Aim
Among the following entries, count the lines that contain "filter" and report only the result.

::::

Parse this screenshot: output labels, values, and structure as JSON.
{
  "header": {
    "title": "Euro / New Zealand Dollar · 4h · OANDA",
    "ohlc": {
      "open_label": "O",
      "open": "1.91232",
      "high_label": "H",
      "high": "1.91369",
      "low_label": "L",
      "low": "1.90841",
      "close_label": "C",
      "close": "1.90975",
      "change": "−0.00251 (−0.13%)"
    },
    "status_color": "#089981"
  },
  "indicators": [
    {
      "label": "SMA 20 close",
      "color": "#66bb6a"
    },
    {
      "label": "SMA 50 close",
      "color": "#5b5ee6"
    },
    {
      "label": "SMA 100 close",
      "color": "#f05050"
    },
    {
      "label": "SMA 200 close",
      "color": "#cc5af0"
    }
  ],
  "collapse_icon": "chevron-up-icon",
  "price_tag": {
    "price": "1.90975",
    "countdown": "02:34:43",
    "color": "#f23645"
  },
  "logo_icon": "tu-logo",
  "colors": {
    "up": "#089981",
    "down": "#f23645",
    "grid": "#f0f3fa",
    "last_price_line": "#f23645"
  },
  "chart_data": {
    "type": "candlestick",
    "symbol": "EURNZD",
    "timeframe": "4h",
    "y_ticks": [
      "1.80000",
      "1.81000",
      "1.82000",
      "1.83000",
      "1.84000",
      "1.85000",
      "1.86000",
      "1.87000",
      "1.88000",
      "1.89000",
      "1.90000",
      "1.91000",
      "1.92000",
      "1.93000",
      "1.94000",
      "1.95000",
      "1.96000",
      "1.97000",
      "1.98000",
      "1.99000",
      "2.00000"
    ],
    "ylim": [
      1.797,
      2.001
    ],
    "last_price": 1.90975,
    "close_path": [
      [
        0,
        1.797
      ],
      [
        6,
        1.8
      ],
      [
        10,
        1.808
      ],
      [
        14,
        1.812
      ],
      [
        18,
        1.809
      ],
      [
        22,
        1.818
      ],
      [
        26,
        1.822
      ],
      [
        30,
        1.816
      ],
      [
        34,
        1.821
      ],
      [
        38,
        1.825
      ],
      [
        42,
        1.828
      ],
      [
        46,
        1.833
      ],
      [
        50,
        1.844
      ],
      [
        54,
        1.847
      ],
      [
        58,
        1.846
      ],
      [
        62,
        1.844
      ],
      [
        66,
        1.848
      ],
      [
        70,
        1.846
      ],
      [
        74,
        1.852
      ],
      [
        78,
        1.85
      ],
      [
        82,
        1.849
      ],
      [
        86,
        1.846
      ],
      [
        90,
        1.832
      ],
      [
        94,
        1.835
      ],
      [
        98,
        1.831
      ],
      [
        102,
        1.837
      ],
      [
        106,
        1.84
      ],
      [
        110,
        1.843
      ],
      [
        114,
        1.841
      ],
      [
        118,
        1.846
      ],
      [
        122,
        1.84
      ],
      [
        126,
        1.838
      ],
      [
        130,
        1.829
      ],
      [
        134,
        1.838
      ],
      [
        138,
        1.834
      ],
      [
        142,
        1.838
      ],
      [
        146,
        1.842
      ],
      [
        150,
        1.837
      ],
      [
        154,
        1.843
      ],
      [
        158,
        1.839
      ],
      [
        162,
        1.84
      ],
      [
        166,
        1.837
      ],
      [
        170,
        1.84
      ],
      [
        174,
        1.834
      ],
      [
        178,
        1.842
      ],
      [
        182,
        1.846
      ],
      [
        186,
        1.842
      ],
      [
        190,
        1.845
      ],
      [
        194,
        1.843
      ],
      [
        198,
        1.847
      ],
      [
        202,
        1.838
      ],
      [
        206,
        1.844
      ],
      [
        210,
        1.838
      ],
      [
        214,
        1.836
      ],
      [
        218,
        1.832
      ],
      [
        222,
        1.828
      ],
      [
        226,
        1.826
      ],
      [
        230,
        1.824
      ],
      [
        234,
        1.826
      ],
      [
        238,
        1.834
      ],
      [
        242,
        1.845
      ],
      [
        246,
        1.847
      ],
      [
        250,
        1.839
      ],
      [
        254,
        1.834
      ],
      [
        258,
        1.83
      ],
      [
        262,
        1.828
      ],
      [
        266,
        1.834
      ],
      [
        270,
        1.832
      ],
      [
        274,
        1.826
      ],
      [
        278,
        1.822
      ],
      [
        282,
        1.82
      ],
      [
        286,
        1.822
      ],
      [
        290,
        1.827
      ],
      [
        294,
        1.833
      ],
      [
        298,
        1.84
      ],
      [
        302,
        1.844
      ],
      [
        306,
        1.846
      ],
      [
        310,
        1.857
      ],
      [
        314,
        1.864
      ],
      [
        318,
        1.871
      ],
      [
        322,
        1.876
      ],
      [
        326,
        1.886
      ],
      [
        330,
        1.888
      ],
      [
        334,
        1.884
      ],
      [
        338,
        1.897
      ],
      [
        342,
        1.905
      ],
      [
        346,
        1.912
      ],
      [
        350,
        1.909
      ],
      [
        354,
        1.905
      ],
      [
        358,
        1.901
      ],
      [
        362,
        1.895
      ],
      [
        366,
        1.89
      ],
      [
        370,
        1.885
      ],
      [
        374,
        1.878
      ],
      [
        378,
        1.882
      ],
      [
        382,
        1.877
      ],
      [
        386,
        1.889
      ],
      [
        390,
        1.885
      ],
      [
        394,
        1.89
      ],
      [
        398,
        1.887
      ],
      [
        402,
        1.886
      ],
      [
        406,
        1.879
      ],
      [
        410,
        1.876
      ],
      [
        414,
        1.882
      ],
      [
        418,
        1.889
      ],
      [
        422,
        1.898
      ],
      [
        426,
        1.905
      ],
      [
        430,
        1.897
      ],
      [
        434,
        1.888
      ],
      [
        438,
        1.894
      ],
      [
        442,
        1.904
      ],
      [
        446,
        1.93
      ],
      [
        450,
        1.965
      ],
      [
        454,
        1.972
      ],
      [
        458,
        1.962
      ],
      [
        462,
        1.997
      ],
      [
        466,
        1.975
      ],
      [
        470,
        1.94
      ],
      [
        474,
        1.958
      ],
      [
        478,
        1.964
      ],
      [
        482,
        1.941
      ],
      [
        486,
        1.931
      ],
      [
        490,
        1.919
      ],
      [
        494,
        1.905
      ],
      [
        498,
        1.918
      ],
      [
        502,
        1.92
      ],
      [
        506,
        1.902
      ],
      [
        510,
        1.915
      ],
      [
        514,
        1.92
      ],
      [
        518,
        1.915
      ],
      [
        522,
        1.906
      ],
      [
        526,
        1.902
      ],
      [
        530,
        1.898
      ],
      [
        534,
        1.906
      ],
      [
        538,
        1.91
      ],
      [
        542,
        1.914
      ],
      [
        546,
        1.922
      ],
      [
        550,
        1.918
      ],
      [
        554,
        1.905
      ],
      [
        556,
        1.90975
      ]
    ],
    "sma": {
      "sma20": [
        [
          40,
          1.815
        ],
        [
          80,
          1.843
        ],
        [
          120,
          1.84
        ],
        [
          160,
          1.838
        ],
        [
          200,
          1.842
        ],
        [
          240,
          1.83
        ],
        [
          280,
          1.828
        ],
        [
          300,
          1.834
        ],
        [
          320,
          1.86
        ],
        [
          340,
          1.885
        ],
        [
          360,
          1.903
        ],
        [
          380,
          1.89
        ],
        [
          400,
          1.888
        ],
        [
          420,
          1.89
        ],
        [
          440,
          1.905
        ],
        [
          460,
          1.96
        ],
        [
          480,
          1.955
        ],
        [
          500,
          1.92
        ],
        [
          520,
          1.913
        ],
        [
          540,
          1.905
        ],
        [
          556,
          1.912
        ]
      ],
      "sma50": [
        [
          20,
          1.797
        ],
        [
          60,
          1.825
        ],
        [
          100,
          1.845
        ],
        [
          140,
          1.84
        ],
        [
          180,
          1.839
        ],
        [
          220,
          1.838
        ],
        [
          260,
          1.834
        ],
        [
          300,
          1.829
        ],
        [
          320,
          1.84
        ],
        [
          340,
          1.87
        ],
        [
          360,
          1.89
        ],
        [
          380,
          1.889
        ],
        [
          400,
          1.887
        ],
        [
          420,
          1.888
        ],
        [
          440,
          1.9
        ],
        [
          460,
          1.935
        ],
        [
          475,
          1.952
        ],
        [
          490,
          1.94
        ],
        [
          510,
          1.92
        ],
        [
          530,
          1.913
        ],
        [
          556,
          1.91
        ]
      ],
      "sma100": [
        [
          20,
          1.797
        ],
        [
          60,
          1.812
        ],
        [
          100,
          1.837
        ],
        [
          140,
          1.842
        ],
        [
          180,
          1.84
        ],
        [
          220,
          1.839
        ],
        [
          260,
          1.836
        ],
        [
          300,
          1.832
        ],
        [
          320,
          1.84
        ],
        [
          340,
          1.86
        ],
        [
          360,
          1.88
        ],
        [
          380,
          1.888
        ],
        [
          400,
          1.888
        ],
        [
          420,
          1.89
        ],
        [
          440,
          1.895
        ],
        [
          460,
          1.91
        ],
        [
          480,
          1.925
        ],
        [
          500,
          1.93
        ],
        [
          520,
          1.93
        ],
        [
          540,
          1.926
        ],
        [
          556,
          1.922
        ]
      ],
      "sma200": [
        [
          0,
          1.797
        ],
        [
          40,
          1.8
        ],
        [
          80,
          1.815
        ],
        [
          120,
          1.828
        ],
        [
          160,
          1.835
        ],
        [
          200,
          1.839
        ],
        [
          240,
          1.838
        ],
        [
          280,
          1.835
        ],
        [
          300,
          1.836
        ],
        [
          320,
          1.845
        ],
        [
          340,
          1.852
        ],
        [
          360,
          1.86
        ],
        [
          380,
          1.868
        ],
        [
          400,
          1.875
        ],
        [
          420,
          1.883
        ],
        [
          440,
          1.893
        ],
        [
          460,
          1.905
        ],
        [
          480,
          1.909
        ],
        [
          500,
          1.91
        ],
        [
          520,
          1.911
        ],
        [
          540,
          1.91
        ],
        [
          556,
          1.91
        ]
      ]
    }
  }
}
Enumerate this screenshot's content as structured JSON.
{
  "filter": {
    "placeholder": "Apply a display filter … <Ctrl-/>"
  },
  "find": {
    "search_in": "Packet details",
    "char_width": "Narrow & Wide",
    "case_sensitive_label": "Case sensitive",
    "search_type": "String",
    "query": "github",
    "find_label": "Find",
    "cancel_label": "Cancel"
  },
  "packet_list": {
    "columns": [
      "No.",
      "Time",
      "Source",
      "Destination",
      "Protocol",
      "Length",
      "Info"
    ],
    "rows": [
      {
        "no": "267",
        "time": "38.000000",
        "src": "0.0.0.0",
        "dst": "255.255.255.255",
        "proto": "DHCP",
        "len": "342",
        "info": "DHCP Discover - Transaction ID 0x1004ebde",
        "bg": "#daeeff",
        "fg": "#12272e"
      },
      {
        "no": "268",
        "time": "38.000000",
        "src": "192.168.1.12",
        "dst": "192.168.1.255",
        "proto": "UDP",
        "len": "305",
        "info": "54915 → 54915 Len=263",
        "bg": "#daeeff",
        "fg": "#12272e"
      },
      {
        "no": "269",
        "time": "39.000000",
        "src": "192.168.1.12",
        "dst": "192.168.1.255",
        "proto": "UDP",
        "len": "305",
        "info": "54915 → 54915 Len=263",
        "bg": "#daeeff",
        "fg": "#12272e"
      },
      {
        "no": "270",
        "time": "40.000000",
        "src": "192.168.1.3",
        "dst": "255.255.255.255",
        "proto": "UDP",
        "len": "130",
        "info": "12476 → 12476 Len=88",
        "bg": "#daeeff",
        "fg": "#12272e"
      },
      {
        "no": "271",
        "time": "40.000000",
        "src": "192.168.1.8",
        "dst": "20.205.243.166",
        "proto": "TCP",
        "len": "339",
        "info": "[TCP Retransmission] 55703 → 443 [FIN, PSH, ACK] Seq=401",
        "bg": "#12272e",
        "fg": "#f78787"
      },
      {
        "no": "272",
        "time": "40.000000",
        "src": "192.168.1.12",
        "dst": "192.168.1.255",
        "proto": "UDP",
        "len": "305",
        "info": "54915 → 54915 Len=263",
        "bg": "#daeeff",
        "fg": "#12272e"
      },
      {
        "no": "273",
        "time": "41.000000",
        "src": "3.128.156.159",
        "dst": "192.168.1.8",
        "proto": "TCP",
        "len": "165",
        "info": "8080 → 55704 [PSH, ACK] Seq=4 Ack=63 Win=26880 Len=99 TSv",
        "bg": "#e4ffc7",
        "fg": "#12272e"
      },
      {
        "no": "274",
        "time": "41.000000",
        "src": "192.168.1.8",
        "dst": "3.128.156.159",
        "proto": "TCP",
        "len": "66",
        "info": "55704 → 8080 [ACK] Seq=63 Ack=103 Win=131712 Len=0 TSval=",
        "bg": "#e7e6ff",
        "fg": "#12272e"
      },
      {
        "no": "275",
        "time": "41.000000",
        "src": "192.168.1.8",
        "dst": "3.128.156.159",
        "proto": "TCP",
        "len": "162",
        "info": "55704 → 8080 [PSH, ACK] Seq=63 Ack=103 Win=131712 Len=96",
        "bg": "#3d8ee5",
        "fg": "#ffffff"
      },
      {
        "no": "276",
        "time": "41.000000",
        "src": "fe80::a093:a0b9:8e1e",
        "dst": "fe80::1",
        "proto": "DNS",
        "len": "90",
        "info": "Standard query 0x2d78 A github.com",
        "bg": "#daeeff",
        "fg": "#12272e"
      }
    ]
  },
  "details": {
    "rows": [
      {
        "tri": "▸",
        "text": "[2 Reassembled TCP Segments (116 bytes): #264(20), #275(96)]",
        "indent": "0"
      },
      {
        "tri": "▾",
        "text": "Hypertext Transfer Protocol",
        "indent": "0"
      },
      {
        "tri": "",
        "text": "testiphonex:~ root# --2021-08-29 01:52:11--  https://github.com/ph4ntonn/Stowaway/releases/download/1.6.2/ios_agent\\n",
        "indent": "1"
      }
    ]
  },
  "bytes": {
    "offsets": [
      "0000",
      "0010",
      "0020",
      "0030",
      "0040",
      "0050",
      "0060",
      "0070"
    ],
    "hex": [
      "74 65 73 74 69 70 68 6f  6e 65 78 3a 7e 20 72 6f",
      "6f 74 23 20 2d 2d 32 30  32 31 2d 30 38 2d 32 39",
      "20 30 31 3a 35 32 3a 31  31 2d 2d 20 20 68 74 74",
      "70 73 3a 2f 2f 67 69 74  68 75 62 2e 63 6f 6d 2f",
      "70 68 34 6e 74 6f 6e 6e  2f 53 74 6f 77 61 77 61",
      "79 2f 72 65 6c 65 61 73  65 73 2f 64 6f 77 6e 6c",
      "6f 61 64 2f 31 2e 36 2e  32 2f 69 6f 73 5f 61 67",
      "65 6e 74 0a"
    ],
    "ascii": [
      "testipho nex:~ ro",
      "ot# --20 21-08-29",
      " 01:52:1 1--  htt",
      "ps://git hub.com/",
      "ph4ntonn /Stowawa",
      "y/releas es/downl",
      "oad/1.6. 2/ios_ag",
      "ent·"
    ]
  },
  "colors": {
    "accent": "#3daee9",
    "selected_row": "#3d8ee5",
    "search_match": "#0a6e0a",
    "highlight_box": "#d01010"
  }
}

::::

Solution
2